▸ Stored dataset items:
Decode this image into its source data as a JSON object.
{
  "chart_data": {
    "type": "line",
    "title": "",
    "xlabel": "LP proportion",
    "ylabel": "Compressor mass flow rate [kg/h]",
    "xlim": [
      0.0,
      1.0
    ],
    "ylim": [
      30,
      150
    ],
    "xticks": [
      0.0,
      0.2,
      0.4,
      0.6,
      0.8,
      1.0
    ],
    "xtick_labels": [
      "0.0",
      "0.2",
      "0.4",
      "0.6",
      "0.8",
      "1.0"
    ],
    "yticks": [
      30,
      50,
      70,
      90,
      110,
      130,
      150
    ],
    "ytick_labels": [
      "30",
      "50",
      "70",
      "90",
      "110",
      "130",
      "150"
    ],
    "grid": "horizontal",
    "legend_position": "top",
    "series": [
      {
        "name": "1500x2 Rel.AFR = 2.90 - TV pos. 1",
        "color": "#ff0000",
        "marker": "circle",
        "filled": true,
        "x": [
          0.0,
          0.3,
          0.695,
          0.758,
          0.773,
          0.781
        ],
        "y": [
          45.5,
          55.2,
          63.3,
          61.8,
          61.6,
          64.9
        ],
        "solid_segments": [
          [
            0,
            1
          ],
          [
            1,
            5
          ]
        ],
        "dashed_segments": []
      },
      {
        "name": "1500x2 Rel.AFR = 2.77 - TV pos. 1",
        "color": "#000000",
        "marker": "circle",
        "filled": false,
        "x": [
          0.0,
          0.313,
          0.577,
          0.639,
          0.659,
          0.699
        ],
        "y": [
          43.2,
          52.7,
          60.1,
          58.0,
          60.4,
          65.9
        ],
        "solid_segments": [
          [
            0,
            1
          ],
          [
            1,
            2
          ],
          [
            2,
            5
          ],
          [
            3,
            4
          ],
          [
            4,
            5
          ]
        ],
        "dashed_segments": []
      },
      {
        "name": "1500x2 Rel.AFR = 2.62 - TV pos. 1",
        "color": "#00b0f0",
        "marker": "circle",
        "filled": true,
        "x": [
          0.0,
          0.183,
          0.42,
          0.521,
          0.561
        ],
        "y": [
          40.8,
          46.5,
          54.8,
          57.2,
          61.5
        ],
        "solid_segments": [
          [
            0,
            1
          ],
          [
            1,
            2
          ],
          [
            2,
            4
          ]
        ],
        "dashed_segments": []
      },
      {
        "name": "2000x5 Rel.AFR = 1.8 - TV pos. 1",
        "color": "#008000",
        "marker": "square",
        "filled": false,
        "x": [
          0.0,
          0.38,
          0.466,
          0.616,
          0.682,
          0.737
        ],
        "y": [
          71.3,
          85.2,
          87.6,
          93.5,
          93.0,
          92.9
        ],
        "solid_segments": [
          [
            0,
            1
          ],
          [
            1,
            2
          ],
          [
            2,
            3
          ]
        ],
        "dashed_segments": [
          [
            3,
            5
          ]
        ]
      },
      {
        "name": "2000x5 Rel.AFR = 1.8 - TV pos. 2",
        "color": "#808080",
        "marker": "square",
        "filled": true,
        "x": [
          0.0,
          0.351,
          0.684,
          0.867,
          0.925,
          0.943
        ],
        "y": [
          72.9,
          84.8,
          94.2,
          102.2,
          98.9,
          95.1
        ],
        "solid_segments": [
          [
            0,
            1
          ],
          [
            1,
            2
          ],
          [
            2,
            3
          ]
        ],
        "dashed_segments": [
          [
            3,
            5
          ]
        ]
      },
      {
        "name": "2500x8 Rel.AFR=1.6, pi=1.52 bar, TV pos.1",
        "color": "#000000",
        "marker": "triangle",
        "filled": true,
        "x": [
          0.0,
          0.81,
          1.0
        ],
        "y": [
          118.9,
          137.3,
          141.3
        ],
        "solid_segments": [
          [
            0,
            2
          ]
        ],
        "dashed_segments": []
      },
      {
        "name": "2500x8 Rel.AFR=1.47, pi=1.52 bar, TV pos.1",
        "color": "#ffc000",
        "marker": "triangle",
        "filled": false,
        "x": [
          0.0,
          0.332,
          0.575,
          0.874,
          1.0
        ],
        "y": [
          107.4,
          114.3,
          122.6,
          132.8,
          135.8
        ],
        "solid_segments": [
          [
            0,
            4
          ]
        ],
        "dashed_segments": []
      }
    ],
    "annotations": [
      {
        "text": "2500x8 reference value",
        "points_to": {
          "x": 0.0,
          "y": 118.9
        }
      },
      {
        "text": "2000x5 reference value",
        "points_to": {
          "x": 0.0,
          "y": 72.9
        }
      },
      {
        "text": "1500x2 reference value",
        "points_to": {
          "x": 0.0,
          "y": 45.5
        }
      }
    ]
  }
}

▸ Description of the task:
Scan the material for lines with the word "reference", and copy each line you find.

▸ In response:
        "text": "2500x8 reference value",
        "text": "2000x5 reference value",
        "text": "1500x2 reference value",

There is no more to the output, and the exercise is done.